# Teks yang ditampilkan
=======

Kedua, yang bersifat kultural, yang menyangkut masalah sosial dan humanitas, umat Islam diperbolehkan atau diizinkan untuk berpartisipasi, karena tiada larangan dalam Al-Qur’an dan Hadits. Misalnya menghadiri peringatan Natal yang diselenggarakan oleh umat Kristiani, atau mungkin diselenggarakan oleh umat Islam sendiri sebagai manifestasi imannya terhadap Isa Almasih.

Demikian pula mengucapkan Selamat Natal tak ada larangan, meski akidah umat Kristen berbeda, bahkan bertentangan dengan akidah umat Islam. Jika menghadiri Peringatan Natal itu sebagai ritual atau ibadah adalah haram, demikian pula mengucapkan Selamat Natal. Tetapi jika hal itu hanya sebagai kultural yang tak ada kaitannya dengan akidah boleh-boleh saja, tidak diharamkan.

Kalau harus dilandasi akidah, sudah barang tentu berdasar akidah kita sendiri, yakni akidah Islam yang notabene bertentangan dengan Kristen. Jadi, jika di antara kita mengucapkan Selamat Natal kepada saudara kita umat Kristiani tak berarti kita sependapat dengan akidah mereka.

=======

# Tugas yang diberikan 1
Tuliskan setiap frasa berbeda yang diawali kata "umat" dalam teks tentang ucapan Selamat Natal di atas.

# Data untuk diolah
=======

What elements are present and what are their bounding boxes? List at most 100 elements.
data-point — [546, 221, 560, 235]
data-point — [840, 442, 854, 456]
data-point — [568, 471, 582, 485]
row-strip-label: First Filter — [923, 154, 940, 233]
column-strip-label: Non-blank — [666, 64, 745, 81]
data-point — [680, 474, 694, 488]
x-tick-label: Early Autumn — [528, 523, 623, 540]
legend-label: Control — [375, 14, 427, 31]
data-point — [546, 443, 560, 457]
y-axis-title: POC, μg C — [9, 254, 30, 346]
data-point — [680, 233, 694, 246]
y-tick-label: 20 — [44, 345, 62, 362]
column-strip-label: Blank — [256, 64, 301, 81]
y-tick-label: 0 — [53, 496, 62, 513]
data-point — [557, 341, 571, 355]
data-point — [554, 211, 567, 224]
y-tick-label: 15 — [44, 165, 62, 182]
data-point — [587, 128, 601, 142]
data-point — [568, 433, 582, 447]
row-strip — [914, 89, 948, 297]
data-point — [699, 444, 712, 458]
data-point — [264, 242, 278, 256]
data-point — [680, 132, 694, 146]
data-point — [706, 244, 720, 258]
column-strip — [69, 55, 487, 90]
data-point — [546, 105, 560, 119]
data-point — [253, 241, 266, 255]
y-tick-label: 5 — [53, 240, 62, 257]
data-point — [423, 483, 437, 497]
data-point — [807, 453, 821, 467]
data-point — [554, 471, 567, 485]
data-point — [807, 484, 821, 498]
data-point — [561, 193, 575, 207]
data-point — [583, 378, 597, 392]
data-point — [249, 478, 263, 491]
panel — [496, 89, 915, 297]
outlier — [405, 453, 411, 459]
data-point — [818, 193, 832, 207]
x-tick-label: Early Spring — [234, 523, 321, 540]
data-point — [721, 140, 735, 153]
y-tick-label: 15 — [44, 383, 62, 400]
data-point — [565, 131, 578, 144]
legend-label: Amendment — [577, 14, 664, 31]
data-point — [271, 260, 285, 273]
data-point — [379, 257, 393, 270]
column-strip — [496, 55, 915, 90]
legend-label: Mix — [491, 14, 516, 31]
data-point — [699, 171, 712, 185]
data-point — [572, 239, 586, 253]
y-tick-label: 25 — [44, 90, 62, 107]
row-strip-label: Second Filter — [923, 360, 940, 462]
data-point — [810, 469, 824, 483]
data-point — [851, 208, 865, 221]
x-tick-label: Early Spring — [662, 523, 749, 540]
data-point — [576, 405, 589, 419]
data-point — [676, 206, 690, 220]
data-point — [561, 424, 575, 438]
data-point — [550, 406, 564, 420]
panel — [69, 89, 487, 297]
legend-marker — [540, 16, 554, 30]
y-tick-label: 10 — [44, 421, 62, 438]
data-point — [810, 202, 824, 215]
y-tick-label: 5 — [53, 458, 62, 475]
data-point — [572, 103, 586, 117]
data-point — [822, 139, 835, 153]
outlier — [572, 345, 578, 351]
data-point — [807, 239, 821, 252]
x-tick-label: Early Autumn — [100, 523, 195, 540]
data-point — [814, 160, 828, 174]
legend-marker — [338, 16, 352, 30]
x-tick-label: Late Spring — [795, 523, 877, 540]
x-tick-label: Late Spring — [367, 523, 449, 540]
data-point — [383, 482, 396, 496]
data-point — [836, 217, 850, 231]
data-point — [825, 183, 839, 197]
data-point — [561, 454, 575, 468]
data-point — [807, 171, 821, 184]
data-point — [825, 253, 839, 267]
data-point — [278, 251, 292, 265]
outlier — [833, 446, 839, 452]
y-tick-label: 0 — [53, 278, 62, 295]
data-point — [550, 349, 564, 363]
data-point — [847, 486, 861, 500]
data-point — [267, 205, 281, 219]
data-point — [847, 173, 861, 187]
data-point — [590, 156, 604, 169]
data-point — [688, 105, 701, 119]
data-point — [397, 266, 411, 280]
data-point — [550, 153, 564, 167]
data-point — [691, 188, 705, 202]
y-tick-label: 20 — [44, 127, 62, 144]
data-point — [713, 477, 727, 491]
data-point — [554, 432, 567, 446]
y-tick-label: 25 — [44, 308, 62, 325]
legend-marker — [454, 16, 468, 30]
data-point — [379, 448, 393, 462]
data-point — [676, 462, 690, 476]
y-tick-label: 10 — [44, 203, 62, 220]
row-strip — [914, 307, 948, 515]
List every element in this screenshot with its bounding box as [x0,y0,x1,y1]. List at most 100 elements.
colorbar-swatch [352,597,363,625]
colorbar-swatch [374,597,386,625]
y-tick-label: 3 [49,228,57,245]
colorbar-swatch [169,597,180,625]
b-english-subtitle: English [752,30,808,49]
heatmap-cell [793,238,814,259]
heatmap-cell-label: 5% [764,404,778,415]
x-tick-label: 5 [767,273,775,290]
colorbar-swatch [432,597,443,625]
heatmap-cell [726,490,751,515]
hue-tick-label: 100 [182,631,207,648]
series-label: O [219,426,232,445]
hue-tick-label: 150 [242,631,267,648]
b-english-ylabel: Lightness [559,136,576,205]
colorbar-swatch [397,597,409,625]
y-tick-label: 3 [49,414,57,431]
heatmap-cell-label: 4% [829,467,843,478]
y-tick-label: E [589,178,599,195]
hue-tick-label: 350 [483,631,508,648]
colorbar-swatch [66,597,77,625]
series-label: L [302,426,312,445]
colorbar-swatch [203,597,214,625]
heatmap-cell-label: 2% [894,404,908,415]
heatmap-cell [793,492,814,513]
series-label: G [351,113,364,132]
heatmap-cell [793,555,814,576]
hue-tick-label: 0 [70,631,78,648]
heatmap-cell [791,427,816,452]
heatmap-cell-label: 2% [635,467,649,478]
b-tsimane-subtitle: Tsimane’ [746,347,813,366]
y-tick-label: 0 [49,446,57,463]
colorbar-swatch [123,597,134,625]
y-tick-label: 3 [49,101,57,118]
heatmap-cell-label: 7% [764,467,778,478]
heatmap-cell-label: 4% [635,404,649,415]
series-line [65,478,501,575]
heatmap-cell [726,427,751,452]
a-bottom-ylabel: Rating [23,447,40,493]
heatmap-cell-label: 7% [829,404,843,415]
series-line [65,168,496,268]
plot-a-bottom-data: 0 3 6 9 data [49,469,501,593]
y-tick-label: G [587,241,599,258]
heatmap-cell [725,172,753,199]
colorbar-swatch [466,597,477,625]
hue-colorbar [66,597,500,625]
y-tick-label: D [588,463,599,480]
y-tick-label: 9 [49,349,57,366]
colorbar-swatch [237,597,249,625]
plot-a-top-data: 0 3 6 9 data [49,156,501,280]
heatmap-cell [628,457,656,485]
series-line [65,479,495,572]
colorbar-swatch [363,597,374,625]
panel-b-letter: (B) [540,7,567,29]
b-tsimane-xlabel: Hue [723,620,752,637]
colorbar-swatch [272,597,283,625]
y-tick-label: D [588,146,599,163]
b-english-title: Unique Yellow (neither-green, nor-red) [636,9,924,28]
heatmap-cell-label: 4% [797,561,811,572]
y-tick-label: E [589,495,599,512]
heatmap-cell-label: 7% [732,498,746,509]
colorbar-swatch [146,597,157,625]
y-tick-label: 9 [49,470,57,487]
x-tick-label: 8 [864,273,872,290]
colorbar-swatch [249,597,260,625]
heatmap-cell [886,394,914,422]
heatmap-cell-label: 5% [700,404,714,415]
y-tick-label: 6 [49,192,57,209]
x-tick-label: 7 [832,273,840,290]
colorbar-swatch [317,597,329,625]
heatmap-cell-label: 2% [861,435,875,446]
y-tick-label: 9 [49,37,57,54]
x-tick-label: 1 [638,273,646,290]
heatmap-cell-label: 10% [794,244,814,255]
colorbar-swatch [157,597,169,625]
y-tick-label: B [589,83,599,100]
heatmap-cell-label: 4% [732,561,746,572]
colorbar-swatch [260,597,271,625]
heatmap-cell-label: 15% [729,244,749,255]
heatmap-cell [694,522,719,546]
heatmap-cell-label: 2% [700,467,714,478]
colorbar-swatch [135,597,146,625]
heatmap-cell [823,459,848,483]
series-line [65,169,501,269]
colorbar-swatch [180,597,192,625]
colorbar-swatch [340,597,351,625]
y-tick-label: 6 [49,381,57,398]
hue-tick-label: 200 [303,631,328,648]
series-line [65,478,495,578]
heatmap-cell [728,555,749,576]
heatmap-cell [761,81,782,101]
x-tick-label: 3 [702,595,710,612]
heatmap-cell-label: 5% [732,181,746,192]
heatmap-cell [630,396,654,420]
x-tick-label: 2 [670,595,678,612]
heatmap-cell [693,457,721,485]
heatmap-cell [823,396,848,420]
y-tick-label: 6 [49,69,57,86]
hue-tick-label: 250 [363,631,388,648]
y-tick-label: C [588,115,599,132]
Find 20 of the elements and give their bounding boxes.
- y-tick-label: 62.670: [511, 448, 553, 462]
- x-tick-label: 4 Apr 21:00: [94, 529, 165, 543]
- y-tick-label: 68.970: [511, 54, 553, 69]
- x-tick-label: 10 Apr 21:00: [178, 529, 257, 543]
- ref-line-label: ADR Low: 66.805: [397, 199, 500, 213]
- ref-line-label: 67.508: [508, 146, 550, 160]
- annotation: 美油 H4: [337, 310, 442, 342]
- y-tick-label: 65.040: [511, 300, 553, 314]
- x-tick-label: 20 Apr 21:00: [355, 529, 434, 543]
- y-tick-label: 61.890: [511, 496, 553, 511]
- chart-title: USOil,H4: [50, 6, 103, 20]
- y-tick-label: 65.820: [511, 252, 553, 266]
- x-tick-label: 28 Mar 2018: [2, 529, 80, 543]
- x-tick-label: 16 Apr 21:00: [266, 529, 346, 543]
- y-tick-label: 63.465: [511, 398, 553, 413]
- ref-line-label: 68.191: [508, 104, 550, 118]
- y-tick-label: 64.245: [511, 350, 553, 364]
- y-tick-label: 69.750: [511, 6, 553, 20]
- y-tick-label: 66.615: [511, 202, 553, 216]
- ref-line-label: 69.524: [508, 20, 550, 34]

=======

# Tugas yang diberikan 2
Kembalikan setiap baris di atas yang memuat kata "Late", dengan membedakan huruf besar dan huruf kecil.

# Jawaban latihan 1
umat Islam, umat Kristiani, umat Kristen

# Jawaban latihan 2
x-tick-label: Late Spring — [795, 523, 877, 540]
x-tick-label: Late Spring — [367, 523, 449, 540]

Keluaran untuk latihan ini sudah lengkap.